> RECORDS PROVIDED:
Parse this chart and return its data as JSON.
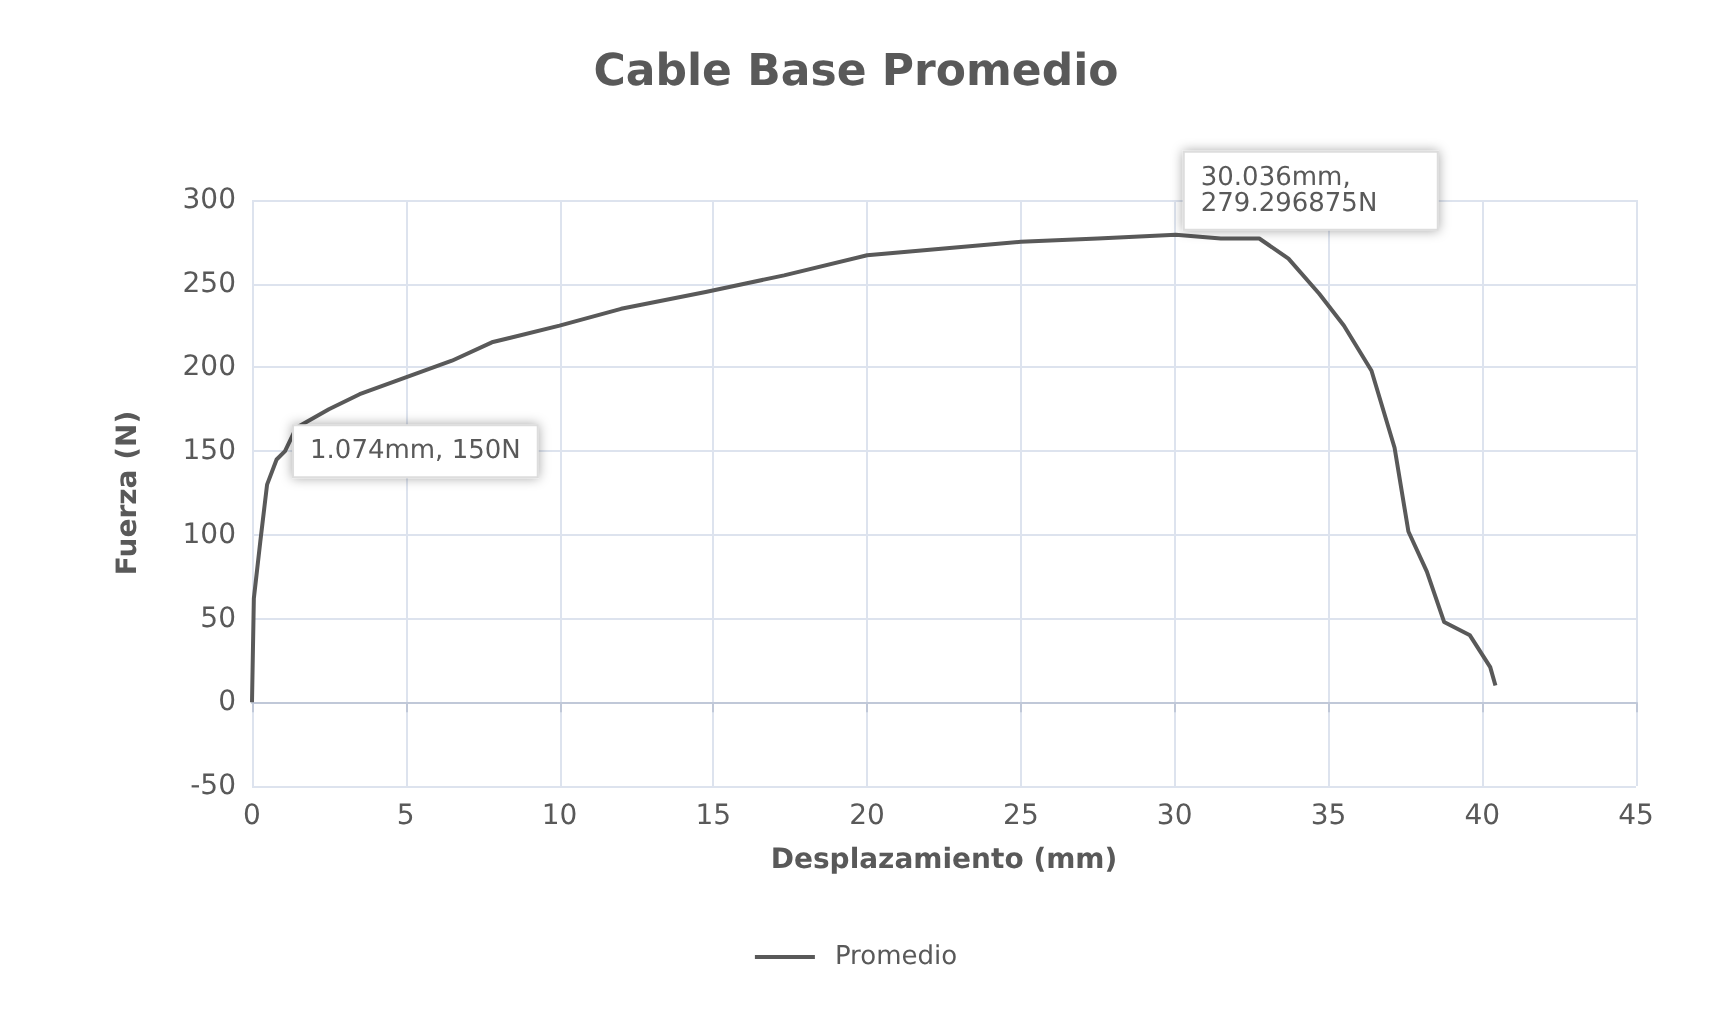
{
  "chart_data": {
    "type": "line",
    "title": "Cable Base Promedio",
    "xlabel": "Desplazamiento (mm)",
    "ylabel": "Fuerza (N)",
    "x": [
      0,
      0.06,
      0.27,
      0.49,
      0.8,
      1.074,
      1.44,
      2.5,
      3.5,
      5,
      6.5,
      7.8,
      10,
      12,
      14.75,
      17.3,
      20,
      22.5,
      25,
      27.5,
      30.036,
      31.5,
      32.75,
      33.7,
      34.7,
      35.5,
      36.4,
      37.15,
      37.6,
      38.2,
      38.76,
      39.6,
      40.26,
      40.43
    ],
    "series": [
      {
        "name": "Promedio",
        "color": "#595959",
        "values": [
          0,
          62,
          96,
          130,
          145,
          150,
          164,
          175,
          184,
          194,
          204,
          215,
          225,
          235,
          245,
          255,
          267,
          271,
          275,
          277,
          279.296875,
          277,
          277,
          265,
          244,
          225,
          198,
          152,
          102,
          78,
          48,
          40,
          21,
          10
        ]
      }
    ],
    "xlim": [
      0,
      45
    ],
    "xticks": [
      0,
      5,
      10,
      15,
      20,
      25,
      30,
      35,
      40,
      45
    ],
    "ylim": [
      -50,
      300
    ],
    "yticks": [
      -50,
      0,
      50,
      100,
      150,
      200,
      250,
      300
    ],
    "grid": true,
    "legend": "bottom",
    "marker": "none",
    "line_style": "solid",
    "annotations": [
      {
        "text": "1.074mm, 150N",
        "x": 1.074,
        "y": 150
      },
      {
        "text": "30.036mm, 279.296875N",
        "x": 30.036,
        "y": 279.296875
      }
    ]
  }
}
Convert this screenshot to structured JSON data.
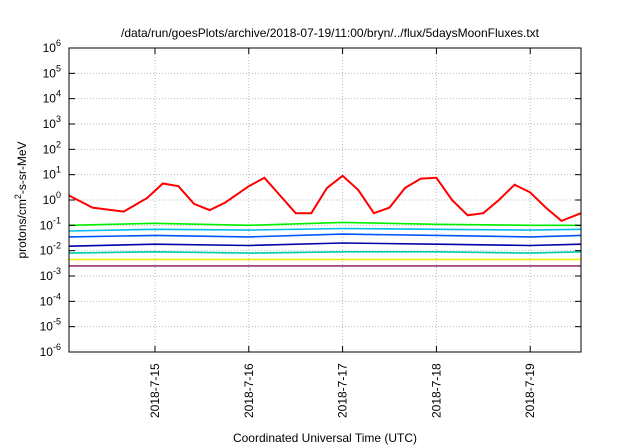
{
  "chart_data": {
    "type": "line",
    "title": "/data/run/goesPlots/archive/2018-07-19/11:00/bryn/../flux/5daysMoonFluxes.txt",
    "xlabel": "Coordinated Universal Time (UTC)",
    "ylabel": "protons/cm²-s-sr-MeV",
    "y_scale": "log",
    "ylim": [
      1e-06,
      1000000.0
    ],
    "xlim": [
      "2018-07-14 02:00",
      "2018-07-19 13:00"
    ],
    "y_ticks": [
      {
        "base": "10",
        "exp": "-6",
        "value": 1e-06
      },
      {
        "base": "10",
        "exp": "-5",
        "value": 1e-05
      },
      {
        "base": "10",
        "exp": "-4",
        "value": 0.0001
      },
      {
        "base": "10",
        "exp": "-3",
        "value": 0.001
      },
      {
        "base": "10",
        "exp": "-2",
        "value": 0.01
      },
      {
        "base": "10",
        "exp": "-1",
        "value": 0.1
      },
      {
        "base": "10",
        "exp": "0",
        "value": 1
      },
      {
        "base": "10",
        "exp": "1",
        "value": 10
      },
      {
        "base": "10",
        "exp": "2",
        "value": 100
      },
      {
        "base": "10",
        "exp": "3",
        "value": 1000
      },
      {
        "base": "10",
        "exp": "4",
        "value": 10000
      },
      {
        "base": "10",
        "exp": "5",
        "value": 100000
      },
      {
        "base": "10",
        "exp": "6",
        "value": 1000000
      }
    ],
    "x_ticks": [
      "2018-7-15",
      "2018-7-16",
      "2018-7-17",
      "2018-7-18",
      "2018-7-19"
    ],
    "grid": true,
    "series": [
      {
        "color": "#ff0000",
        "x": [
          "2018-07-14 02:00",
          "2018-07-14 08:00",
          "2018-07-14 16:00",
          "2018-07-14 22:00",
          "2018-07-15 02:00",
          "2018-07-15 06:00",
          "2018-07-15 10:00",
          "2018-07-15 14:00",
          "2018-07-15 18:00",
          "2018-07-16 00:00",
          "2018-07-16 04:00",
          "2018-07-16 08:00",
          "2018-07-16 12:00",
          "2018-07-16 16:00",
          "2018-07-16 20:00",
          "2018-07-17 00:00",
          "2018-07-17 04:00",
          "2018-07-17 08:00",
          "2018-07-17 12:00",
          "2018-07-17 16:00",
          "2018-07-17 20:00",
          "2018-07-18 00:00",
          "2018-07-18 04:00",
          "2018-07-18 08:00",
          "2018-07-18 12:00",
          "2018-07-18 16:00",
          "2018-07-18 20:00",
          "2018-07-19 00:00",
          "2018-07-19 04:00",
          "2018-07-19 08:00",
          "2018-07-19 13:00"
        ],
        "values": [
          1.5,
          0.5,
          0.35,
          1.2,
          4.5,
          3.5,
          0.7,
          0.4,
          0.8,
          3.5,
          7.5,
          1.5,
          0.3,
          0.3,
          3,
          9,
          2.5,
          0.3,
          0.5,
          3,
          7,
          7.5,
          1,
          0.25,
          0.3,
          1,
          4,
          2,
          0.5,
          0.15,
          0.3
        ]
      },
      {
        "color": "#00ee00",
        "x": [
          "2018-07-14 02:00",
          "2018-07-15 00:00",
          "2018-07-16 00:00",
          "2018-07-17 00:00",
          "2018-07-18 00:00",
          "2018-07-19 00:00",
          "2018-07-19 13:00"
        ],
        "values": [
          0.1,
          0.12,
          0.1,
          0.13,
          0.11,
          0.1,
          0.1
        ]
      },
      {
        "color": "#00bbee",
        "x": [
          "2018-07-14 02:00",
          "2018-07-15 00:00",
          "2018-07-16 00:00",
          "2018-07-17 00:00",
          "2018-07-18 00:00",
          "2018-07-19 00:00",
          "2018-07-19 13:00"
        ],
        "values": [
          0.06,
          0.07,
          0.065,
          0.075,
          0.07,
          0.065,
          0.07
        ]
      },
      {
        "color": "#0055ff",
        "x": [
          "2018-07-14 02:00",
          "2018-07-15 00:00",
          "2018-07-16 00:00",
          "2018-07-17 00:00",
          "2018-07-18 00:00",
          "2018-07-19 00:00",
          "2018-07-19 13:00"
        ],
        "values": [
          0.035,
          0.04,
          0.035,
          0.045,
          0.04,
          0.035,
          0.04
        ]
      },
      {
        "color": "#0000aa",
        "x": [
          "2018-07-14 02:00",
          "2018-07-15 00:00",
          "2018-07-16 00:00",
          "2018-07-17 00:00",
          "2018-07-18 00:00",
          "2018-07-19 00:00",
          "2018-07-19 13:00"
        ],
        "values": [
          0.015,
          0.018,
          0.016,
          0.02,
          0.018,
          0.016,
          0.018
        ]
      },
      {
        "color": "#00ccaa",
        "x": [
          "2018-07-14 02:00",
          "2018-07-15 00:00",
          "2018-07-16 00:00",
          "2018-07-17 00:00",
          "2018-07-18 00:00",
          "2018-07-19 00:00",
          "2018-07-19 13:00"
        ],
        "values": [
          0.008,
          0.009,
          0.008,
          0.009,
          0.009,
          0.008,
          0.009
        ]
      },
      {
        "color": "#eeee00",
        "x": [
          "2018-07-14 02:00",
          "2018-07-15 00:00",
          "2018-07-16 00:00",
          "2018-07-17 00:00",
          "2018-07-18 00:00",
          "2018-07-19 00:00",
          "2018-07-19 13:00"
        ],
        "values": [
          0.0045,
          0.0045,
          0.0045,
          0.0045,
          0.0045,
          0.0045,
          0.0045
        ]
      },
      {
        "color": "#993377",
        "x": [
          "2018-07-14 02:00",
          "2018-07-15 00:00",
          "2018-07-16 00:00",
          "2018-07-17 00:00",
          "2018-07-18 00:00",
          "2018-07-19 00:00",
          "2018-07-19 13:00"
        ],
        "values": [
          0.0025,
          0.0025,
          0.0025,
          0.0025,
          0.0025,
          0.0025,
          0.0025
        ]
      }
    ]
  }
}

> EXERCISE BRIEF:
Leave the pictures out and reproduce each record exactly as written.

> RESULT BELOW:
Parse this chart and return its data as JSON.
{
  "chart_data": {
    "type": "line",
    "title": "Cable Base Promedio",
    "xlabel": "Desplazamiento (mm)",
    "ylabel": "Fuerza (N)",
    "x": [
      0,
      0.06,
      0.27,
      0.49,
      0.8,
      1.074,
      1.44,
      2.5,
      3.5,
      5,
      6.5,
      7.8,
      10,
      12,
      14.75,
      17.3,
      20,
      22.5,
      25,
      27.5,
      30.036,
      31.5,
      32.75,
      33.7,
      34.7,
      35.5,
      36.4,
      37.15,
      37.6,
      38.2,
      38.76,
      39.6,
      40.26,
      40.43
    ],
    "series": [
      {
        "name": "Promedio",
        "color": "#595959",
        "values": [
          0,
          62,
          96,
          130,
          145,
          150,
          164,
          175,
          184,
          194,
          204,
          215,
          225,
          235,
          245,
          255,
          267,
          271,
          275,
          277,
          279.296875,
          277,
          277,
          265,
          244,
          225,
          198,
          152,
          102,
          78,
          48,
          40,
          21,
          10
        ]
      }
    ],
    "xlim": [
      0,
      45
    ],
    "xticks": [
      0,
      5,
      10,
      15,
      20,
      25,
      30,
      35,
      40,
      45
    ],
    "ylim": [
      -50,
      300
    ],
    "yticks": [
      -50,
      0,
      50,
      100,
      150,
      200,
      250,
      300
    ],
    "grid": true,
    "legend": "bottom",
    "marker": "none",
    "line_style": "solid",
    "annotations": [
      {
        "text": "1.074mm, 150N",
        "x": 1.074,
        "y": 150
      },
      {
        "text": "30.036mm, 279.296875N",
        "x": 30.036,
        "y": 279.296875
      }
    ]
  }
}
Convert this screenshot to structured JSON data.
{
  "chart_data": {
    "type": "line",
    "title": "/data/run/goesPlots/archive/2018-07-19/11:00/bryn/../flux/5daysMoonFluxes.txt",
    "xlabel": "Coordinated Universal Time (UTC)",
    "ylabel": "protons/cm²-s-sr-MeV",
    "y_scale": "log",
    "ylim": [
      1e-06,
      1000000.0
    ],
    "xlim": [
      "2018-07-14 02:00",
      "2018-07-19 13:00"
    ],
    "y_ticks": [
      {
        "base": "10",
        "exp": "-6",
        "value": 1e-06
      },
      {
        "base": "10",
        "exp": "-5",
        "value": 1e-05
      },
      {
        "base": "10",
        "exp": "-4",
        "value": 0.0001
      },
      {
        "base": "10",
        "exp": "-3",
        "value": 0.001
      },
      {
        "base": "10",
        "exp": "-2",
        "value": 0.01
      },
      {
        "base": "10",
        "exp": "-1",
        "value": 0.1
      },
      {
        "base": "10",
        "exp": "0",
        "value": 1
      },
      {
        "base": "10",
        "exp": "1",
        "value": 10
      },
      {
        "base": "10",
        "exp": "2",
        "value": 100
      },
      {
        "base": "10",
        "exp": "3",
        "value": 1000
      },
      {
        "base": "10",
        "exp": "4",
        "value": 10000
      },
      {
        "base": "10",
        "exp": "5",
        "value": 100000
      },
      {
        "base": "10",
        "exp": "6",
        "value": 1000000
      }
    ],
    "x_ticks": [
      "2018-7-15",
      "2018-7-16",
      "2018-7-17",
      "2018-7-18",
      "2018-7-19"
    ],
    "grid": true,
    "series": [
      {
        "color": "#ff0000",
        "x": [
          "2018-07-14 02:00",
          "2018-07-14 08:00",
          "2018-07-14 16:00",
          "2018-07-14 22:00",
          "2018-07-15 02:00",
          "2018-07-15 06:00",
          "2018-07-15 10:00",
          "2018-07-15 14:00",
          "2018-07-15 18:00",
          "2018-07-16 00:00",
          "2018-07-16 04:00",
          "2018-07-16 08:00",
          "2018-07-16 12:00",
          "2018-07-16 16:00",
          "2018-07-16 20:00",
          "2018-07-17 00:00",
          "2018-07-17 04:00",
          "2018-07-17 08:00",
          "2018-07-17 12:00",
          "2018-07-17 16:00",
          "2018-07-17 20:00",
          "2018-07-18 00:00",
          "2018-07-18 04:00",
          "2018-07-18 08:00",
          "2018-07-18 12:00",
          "2018-07-18 16:00",
          "2018-07-18 20:00",
          "2018-07-19 00:00",
          "2018-07-19 04:00",
          "2018-07-19 08:00",
          "2018-07-19 13:00"
        ],
        "values": [
          1.5,
          0.5,
          0.35,
          1.2,
          4.5,
          3.5,
          0.7,
          0.4,
          0.8,
          3.5,
          7.5,
          1.5,
          0.3,
          0.3,
          3,
          9,
          2.5,
          0.3,
          0.5,
          3,
          7,
          7.5,
          1,
          0.25,
          0.3,
          1,
          4,
          2,
          0.5,
          0.15,
          0.3
        ]
      },
      {
        "color": "#00ee00",
        "x": [
          "2018-07-14 02:00",
          "2018-07-15 00:00",
          "2018-07-16 00:00",
          "2018-07-17 00:00",
          "2018-07-18 00:00",
          "2018-07-19 00:00",
          "2018-07-19 13:00"
        ],
        "values": [
          0.1,
          0.12,
          0.1,
          0.13,
          0.11,
          0.1,
          0.1
        ]
      },
      {
        "color": "#00bbee",
        "x": [
          "2018-07-14 02:00",
          "2018-07-15 00:00",
          "2018-07-16 00:00",
          "2018-07-17 00:00",
          "2018-07-18 00:00",
          "2018-07-19 00:00",
          "2018-07-19 13:00"
        ],
        "values": [
          0.06,
          0.07,
          0.065,
          0.075,
          0.07,
          0.065,
          0.07
        ]
      },
      {
        "color": "#0055ff",
        "x": [
          "2018-07-14 02:00",
          "2018-07-15 00:00",
          "2018-07-16 00:00",
          "2018-07-17 00:00",
          "2018-07-18 00:00",
          "2018-07-19 00:00",
          "2018-07-19 13:00"
        ],
        "values": [
          0.035,
          0.04,
          0.035,
          0.045,
          0.04,
          0.035,
          0.04
        ]
      },
      {
        "color": "#0000aa",
        "x": [
          "2018-07-14 02:00",
          "2018-07-15 00:00",
          "2018-07-16 00:00",
          "2018-07-17 00:00",
          "2018-07-18 00:00",
          "2018-07-19 00:00",
          "2018-07-19 13:00"
        ],
        "values": [
          0.015,
          0.018,
          0.016,
          0.02,
          0.018,
          0.016,
          0.018
        ]
      },
      {
        "color": "#00ccaa",
        "x": [
          "2018-07-14 02:00",
          "2018-07-15 00:00",
          "2018-07-16 00:00",
          "2018-07-17 00:00",
          "2018-07-18 00:00",
          "2018-07-19 00:00",
          "2018-07-19 13:00"
        ],
        "values": [
          0.008,
          0.009,
          0.008,
          0.009,
          0.009,
          0.008,
          0.009
        ]
      },
      {
        "color": "#eeee00",
        "x": [
          "2018-07-14 02:00",
          "2018-07-15 00:00",
          "2018-07-16 00:00",
          "2018-07-17 00:00",
          "2018-07-18 00:00",
          "2018-07-19 00:00",
          "2018-07-19 13:00"
        ],
        "values": [
          0.0045,
          0.0045,
          0.0045,
          0.0045,
          0.0045,
          0.0045,
          0.0045
        ]
      },
      {
        "color": "#993377",
        "x": [
          "2018-07-14 02:00",
          "2018-07-15 00:00",
          "2018-07-16 00:00",
          "2018-07-17 00:00",
          "2018-07-18 00:00",
          "2018-07-19 00:00",
          "2018-07-19 13:00"
        ],
        "values": [
          0.0025,
          0.0025,
          0.0025,
          0.0025,
          0.0025,
          0.0025,
          0.0025
        ]
      }
    ]
  }
}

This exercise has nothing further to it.